#### What is being asked:
Give the count of lines in the data that include the string "JSON", with no added remarks.

Stored data
[Start]
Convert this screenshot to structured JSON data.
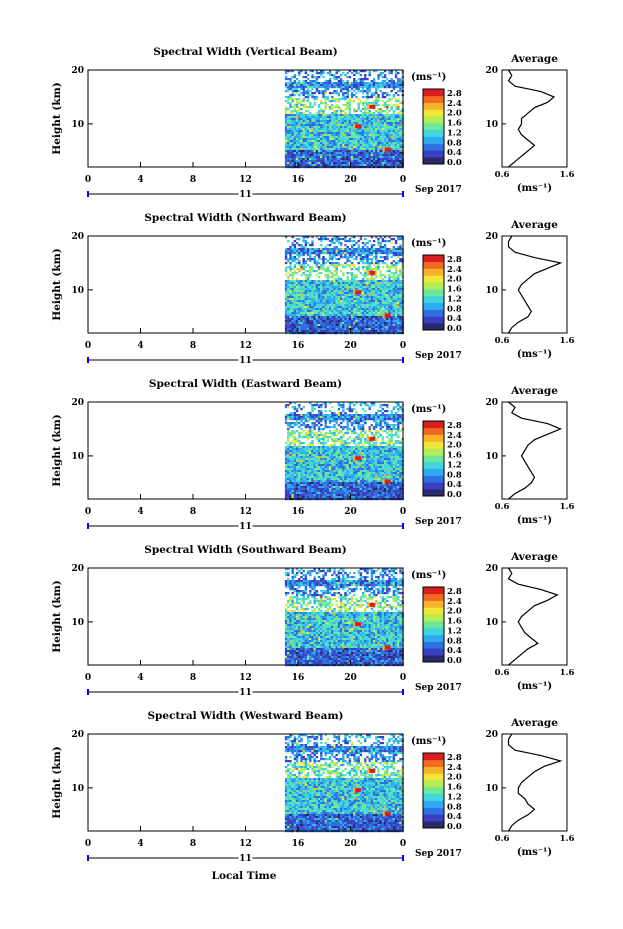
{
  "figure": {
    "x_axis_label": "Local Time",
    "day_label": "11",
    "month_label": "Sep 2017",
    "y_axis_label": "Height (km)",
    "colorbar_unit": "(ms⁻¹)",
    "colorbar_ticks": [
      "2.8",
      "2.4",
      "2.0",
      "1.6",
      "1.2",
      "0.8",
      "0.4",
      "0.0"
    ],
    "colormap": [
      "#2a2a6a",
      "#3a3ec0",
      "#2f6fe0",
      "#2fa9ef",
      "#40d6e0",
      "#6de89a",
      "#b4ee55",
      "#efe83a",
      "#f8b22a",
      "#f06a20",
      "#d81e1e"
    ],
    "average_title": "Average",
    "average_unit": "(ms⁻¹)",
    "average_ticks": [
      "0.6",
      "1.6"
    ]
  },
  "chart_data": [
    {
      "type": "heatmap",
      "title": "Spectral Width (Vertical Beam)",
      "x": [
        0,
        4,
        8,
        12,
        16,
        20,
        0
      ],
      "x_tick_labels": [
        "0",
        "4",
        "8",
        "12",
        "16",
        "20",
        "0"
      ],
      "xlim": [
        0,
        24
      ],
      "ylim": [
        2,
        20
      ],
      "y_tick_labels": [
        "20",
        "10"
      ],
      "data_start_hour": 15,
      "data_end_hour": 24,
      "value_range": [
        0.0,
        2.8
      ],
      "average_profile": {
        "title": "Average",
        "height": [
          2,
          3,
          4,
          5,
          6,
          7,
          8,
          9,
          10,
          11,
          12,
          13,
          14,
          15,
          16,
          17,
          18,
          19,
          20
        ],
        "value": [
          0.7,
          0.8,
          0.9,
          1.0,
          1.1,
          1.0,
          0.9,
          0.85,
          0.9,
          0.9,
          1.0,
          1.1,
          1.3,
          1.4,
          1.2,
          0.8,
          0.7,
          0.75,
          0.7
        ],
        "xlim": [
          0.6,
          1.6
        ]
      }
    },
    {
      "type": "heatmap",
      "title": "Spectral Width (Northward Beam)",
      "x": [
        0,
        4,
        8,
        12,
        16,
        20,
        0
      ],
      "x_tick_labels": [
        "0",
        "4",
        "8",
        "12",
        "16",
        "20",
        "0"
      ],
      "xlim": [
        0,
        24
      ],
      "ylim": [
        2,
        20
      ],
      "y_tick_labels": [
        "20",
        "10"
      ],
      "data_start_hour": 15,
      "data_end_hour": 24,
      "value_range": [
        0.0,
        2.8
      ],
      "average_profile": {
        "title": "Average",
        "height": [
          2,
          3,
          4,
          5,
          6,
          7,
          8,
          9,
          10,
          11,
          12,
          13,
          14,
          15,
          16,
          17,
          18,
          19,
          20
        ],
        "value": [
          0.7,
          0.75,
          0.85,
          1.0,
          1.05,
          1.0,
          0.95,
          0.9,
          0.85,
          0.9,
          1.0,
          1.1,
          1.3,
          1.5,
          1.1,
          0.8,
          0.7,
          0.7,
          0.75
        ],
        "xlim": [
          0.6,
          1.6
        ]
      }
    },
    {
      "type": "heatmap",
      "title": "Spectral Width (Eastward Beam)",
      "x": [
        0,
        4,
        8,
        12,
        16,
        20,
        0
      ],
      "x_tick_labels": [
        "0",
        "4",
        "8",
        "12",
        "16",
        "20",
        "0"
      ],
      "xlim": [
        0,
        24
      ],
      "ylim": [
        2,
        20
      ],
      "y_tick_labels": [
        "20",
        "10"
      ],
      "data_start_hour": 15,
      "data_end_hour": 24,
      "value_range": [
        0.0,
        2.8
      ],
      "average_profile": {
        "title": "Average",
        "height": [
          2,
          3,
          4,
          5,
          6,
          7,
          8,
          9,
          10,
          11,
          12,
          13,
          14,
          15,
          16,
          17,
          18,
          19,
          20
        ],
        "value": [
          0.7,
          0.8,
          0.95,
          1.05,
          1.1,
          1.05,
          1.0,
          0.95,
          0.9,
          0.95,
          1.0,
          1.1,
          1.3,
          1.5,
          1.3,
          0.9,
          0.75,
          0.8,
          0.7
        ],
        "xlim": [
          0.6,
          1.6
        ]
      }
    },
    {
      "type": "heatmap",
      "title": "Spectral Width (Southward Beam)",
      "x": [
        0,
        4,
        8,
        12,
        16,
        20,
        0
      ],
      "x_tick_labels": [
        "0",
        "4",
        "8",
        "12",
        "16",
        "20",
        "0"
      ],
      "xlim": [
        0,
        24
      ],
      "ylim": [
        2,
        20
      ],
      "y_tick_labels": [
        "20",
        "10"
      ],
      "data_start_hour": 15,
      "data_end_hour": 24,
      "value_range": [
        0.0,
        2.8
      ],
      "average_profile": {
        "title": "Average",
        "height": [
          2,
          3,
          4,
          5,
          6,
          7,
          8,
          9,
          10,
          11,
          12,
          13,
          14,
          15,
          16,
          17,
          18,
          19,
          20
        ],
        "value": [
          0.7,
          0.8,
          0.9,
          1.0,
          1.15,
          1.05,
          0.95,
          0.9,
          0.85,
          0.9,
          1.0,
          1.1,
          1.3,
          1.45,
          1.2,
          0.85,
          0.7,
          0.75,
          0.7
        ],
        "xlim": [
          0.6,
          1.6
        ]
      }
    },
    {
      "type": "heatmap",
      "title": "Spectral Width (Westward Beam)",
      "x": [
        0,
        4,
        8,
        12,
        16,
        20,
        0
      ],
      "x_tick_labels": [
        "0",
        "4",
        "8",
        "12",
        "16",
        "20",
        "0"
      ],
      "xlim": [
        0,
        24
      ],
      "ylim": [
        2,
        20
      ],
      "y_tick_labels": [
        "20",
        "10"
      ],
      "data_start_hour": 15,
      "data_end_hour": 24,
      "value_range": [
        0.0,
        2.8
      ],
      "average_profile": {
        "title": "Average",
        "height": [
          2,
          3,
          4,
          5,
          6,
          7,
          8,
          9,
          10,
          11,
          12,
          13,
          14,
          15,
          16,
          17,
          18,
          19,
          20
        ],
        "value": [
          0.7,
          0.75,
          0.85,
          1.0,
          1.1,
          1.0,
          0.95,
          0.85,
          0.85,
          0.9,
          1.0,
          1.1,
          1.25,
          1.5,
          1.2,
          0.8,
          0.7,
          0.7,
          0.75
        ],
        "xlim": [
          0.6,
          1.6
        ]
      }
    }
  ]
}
[End]
[Start]
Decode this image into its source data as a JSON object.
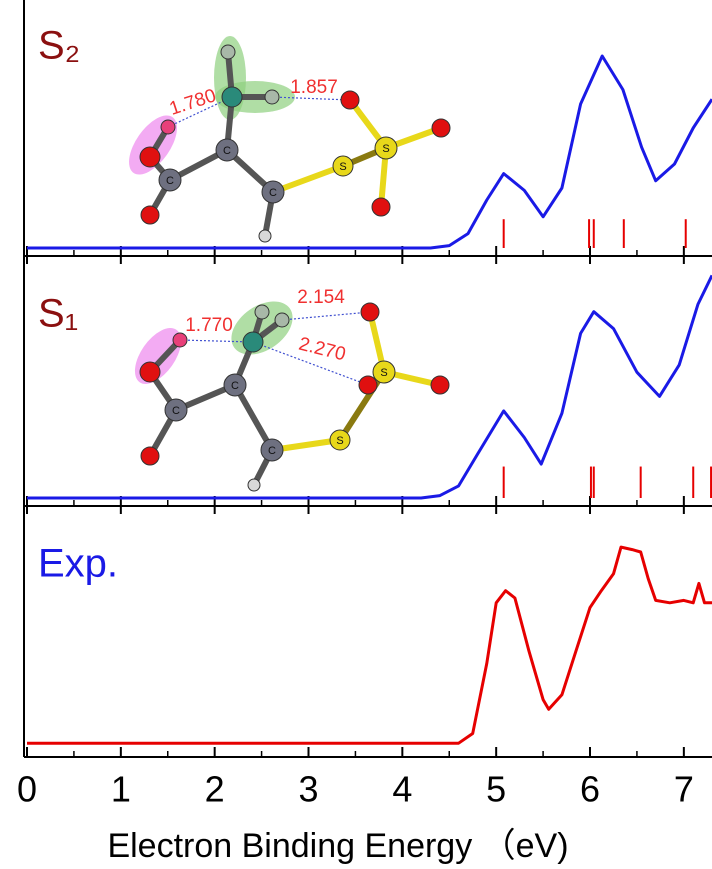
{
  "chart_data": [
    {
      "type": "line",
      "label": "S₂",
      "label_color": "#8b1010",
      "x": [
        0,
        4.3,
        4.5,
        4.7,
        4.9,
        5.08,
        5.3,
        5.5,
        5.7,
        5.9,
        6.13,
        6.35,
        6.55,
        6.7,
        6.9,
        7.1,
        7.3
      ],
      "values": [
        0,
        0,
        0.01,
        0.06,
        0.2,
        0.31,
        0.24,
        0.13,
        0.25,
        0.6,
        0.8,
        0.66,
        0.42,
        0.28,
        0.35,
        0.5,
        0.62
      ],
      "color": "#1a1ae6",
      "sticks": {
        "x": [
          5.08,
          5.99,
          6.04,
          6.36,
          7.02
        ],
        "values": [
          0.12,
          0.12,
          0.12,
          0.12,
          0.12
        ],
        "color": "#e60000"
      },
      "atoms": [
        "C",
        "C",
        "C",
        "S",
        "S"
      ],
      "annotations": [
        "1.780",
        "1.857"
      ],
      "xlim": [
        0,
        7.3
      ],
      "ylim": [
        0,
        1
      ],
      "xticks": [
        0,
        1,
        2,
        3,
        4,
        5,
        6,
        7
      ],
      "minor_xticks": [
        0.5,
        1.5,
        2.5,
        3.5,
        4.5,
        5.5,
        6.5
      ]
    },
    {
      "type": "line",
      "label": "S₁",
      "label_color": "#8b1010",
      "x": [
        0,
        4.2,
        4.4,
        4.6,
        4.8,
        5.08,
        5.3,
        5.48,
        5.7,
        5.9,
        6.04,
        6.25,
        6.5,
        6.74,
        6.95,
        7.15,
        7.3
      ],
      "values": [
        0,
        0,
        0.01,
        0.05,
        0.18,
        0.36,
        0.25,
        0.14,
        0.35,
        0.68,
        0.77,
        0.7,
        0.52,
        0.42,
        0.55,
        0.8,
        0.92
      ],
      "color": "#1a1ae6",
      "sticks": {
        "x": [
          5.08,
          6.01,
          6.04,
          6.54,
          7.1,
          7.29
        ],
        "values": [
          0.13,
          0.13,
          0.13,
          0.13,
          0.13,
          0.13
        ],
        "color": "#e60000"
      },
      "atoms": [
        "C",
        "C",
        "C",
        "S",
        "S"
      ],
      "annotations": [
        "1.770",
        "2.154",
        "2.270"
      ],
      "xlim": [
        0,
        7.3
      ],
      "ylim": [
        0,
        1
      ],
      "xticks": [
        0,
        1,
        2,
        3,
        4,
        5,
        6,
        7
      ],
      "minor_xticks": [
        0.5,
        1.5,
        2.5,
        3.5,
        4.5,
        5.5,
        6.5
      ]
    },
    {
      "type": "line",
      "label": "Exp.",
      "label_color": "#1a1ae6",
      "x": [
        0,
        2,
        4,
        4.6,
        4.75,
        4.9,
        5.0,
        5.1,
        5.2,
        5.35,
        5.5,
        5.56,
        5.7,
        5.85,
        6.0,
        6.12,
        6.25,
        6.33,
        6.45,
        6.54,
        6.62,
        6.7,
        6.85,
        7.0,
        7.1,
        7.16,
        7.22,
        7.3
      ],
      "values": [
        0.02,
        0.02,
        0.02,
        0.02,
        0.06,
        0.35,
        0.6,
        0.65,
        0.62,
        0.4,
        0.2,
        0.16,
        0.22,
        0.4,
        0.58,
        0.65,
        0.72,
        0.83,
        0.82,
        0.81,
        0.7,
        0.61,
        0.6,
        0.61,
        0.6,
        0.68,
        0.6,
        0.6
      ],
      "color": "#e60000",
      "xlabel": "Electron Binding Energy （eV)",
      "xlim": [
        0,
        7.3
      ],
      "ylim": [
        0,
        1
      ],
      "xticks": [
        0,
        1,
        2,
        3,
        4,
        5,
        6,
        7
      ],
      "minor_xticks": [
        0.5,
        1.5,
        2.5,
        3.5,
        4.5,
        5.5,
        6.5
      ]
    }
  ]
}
[End]
#### Complete output:
2